Directive: Present the following entries again, word for word and in full.

--

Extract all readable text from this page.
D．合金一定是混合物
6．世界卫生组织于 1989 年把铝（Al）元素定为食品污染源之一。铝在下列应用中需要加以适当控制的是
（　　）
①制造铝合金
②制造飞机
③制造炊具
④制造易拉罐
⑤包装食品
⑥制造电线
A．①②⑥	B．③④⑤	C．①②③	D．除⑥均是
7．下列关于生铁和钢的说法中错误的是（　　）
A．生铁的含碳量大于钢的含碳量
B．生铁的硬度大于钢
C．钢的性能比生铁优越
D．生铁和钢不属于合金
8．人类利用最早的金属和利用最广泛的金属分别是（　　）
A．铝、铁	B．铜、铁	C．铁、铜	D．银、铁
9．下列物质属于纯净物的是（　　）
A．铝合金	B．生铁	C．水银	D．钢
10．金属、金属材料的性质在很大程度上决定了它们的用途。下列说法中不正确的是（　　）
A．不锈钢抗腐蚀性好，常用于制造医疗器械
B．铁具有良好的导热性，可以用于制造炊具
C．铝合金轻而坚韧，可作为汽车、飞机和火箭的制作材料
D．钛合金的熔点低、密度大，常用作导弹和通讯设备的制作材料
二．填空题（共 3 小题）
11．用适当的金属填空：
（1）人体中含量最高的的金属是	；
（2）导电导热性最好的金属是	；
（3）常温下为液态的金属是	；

--

Exercise solution:
Extract all readable text from this page.
D．合金一定是混合物
6．世界卫生组织于 1989 年把铝（Al）元素定为食品污染源之一。铝在下列应用中需要加以适当控制的是
（　　）
①制造铝合金
②制造飞机
③制造炊具
④制造易拉罐
⑤包装食品
⑥制造电线
A．①②⑥	B．③④⑤	C．①②③	D．除⑥均是
7．下列关于生铁和钢的说法中错误的是（　　）
A．生铁的含碳量大于钢的含碳量
B．生铁的硬度大于钢
C．钢的性能比生铁优越
D．生铁和钢不属于合金
8．人类利用最早的金属和利用最广泛的金属分别是（　　）
A．铝、铁	B．铜、铁	C．铁、铜	D．银、铁
9．下列物质属于纯净物的是（　　）
A．铝合金	B．生铁	C．水银	D．钢
10．金属、金属材料的性质在很大程度上决定了它们的用途。下列说法中不正确的是（　　）
A．不锈钢抗腐蚀性好，常用于制造医疗器械
B．铁具有良好的导热性，可以用于制造炊具
C．铝合金轻而坚韧，可作为汽车、飞机和火箭的制作材料
D．钛合金的熔点低、密度大，常用作导弹和通讯设备的制作材料
二．填空题（共 3 小题）
11．用适当的金属填空：
（1）人体中含量最高的的金属是	；
（2）导电导热性最好的金属是	；
（3）常温下为液态的金属是	；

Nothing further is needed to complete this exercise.